Data records>
################

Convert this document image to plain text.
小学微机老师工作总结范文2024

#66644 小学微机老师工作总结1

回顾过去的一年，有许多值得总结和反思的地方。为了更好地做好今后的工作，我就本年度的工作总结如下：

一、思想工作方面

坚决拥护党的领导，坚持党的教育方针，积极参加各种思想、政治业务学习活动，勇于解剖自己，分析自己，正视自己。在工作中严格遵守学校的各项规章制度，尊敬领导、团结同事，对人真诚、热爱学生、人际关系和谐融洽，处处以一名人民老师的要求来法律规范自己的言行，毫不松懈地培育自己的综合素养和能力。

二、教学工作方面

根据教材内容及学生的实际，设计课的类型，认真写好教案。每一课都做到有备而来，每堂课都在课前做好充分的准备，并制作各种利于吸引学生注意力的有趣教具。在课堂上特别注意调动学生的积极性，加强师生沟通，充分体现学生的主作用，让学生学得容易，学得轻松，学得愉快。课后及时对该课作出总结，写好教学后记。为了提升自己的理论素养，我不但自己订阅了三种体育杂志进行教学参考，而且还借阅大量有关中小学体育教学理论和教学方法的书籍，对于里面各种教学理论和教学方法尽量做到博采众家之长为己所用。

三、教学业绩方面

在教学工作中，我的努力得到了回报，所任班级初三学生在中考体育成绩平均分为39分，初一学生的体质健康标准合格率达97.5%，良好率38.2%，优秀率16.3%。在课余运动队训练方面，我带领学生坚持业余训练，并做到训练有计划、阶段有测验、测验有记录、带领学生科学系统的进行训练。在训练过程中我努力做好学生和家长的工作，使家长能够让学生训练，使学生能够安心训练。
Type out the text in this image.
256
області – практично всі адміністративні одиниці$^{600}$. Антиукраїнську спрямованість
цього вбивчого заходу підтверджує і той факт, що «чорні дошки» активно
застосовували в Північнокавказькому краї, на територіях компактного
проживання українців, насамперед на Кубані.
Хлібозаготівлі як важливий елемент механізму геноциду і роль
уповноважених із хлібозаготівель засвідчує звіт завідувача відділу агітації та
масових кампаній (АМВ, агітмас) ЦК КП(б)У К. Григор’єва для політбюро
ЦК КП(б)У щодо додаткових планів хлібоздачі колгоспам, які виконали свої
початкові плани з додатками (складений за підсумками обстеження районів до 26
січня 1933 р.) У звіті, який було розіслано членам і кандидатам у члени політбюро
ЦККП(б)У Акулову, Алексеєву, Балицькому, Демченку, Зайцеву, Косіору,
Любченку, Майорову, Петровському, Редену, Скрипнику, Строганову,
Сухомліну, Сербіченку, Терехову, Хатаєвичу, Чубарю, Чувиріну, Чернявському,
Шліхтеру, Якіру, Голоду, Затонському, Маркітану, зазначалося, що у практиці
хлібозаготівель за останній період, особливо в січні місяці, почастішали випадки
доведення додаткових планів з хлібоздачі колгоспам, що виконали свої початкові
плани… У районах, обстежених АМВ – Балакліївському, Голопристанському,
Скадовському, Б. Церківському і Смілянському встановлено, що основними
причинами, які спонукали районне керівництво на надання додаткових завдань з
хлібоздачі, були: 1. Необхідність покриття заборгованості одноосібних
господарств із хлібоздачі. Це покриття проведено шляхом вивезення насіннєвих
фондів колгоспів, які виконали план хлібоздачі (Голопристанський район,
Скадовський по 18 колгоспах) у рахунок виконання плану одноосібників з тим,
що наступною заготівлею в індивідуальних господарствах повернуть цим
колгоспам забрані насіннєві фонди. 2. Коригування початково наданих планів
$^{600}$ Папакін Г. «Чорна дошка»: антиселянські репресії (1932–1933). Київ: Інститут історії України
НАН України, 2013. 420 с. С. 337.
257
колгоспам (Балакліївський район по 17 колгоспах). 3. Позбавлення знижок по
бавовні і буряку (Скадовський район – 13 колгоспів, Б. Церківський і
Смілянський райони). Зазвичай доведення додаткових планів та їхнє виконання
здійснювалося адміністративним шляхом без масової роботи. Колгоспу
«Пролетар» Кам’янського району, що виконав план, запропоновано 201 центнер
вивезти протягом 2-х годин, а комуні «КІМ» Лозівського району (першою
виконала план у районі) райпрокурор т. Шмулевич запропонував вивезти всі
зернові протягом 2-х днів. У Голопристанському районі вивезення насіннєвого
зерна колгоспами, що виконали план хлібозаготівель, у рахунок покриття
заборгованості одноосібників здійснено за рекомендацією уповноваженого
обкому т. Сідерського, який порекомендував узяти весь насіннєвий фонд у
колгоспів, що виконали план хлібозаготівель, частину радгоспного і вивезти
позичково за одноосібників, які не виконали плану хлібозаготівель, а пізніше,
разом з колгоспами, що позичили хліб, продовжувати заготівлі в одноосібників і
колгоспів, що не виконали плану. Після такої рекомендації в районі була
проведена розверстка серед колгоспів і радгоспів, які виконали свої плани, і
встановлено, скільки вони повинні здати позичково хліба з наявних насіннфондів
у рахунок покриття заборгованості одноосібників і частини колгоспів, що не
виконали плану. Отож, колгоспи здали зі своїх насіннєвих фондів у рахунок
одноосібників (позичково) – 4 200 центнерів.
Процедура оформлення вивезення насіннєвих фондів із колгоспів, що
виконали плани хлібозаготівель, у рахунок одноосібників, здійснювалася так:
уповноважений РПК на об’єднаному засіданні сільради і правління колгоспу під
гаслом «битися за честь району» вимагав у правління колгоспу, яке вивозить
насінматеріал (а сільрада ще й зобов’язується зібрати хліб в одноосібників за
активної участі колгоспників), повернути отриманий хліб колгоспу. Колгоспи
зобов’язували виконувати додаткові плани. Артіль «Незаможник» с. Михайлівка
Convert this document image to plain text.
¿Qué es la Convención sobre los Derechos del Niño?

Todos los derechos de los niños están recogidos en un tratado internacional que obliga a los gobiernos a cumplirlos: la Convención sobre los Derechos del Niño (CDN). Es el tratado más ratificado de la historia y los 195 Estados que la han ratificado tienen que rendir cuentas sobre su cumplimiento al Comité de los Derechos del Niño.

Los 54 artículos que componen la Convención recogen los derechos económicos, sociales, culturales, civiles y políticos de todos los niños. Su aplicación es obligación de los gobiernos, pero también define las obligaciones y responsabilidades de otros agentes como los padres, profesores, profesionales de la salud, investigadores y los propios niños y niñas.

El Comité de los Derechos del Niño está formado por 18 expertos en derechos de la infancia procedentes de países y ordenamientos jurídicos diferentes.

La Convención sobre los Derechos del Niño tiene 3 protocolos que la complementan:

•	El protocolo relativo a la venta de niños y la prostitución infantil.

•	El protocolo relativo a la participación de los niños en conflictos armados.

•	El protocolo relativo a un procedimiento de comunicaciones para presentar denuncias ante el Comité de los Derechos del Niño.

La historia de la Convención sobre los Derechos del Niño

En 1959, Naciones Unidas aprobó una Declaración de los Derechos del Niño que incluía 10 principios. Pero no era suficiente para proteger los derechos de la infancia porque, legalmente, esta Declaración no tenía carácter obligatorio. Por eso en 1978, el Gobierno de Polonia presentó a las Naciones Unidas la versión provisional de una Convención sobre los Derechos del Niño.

################

Exercise aim>
From the entries, report each line that includes the word "протягом".

Exercise output>
вивезти протягом 2-х годин, а комуні «КІМ» Лозівського району (першою
зернові протягом 2-х днів. У Голопристанському районі вивезення насіннєвого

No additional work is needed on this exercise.